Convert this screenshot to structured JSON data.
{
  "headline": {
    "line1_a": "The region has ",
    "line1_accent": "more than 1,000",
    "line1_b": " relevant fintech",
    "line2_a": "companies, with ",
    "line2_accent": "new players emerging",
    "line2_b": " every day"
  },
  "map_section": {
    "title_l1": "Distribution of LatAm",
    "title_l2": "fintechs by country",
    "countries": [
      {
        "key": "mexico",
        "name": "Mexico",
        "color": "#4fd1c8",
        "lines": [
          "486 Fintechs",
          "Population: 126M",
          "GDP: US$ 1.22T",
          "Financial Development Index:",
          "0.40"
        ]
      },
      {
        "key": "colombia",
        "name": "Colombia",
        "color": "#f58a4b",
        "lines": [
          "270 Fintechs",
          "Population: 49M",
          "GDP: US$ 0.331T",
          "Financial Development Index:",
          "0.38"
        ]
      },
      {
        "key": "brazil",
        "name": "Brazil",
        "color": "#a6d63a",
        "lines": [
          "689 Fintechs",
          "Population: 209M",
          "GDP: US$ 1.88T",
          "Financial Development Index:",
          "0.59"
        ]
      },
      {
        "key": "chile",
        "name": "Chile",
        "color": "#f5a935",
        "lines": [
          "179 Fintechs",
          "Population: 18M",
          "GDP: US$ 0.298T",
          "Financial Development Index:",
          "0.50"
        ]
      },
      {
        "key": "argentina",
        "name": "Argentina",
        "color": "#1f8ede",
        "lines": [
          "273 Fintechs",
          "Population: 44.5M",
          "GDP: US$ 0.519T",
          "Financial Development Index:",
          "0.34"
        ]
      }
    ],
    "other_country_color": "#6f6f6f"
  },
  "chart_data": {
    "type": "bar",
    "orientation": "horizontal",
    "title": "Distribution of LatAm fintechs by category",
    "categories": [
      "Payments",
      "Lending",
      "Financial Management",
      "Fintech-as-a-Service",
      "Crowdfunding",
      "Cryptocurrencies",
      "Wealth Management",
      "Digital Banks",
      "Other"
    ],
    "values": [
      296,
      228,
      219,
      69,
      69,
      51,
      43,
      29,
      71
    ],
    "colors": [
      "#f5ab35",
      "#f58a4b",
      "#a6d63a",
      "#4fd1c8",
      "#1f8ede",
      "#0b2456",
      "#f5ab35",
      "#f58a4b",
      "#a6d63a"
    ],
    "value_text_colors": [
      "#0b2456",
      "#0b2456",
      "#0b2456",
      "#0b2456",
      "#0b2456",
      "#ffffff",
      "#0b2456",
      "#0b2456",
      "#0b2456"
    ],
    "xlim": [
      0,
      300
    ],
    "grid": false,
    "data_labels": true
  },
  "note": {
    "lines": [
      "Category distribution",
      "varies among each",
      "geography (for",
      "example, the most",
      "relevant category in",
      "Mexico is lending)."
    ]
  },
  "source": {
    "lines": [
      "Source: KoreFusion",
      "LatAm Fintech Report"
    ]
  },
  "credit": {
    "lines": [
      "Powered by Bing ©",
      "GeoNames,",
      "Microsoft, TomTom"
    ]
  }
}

===============

(Task directions) List all lines from the entries that include the word "Management".

(Written response)
      "Financial Management",
      "Wealth Management",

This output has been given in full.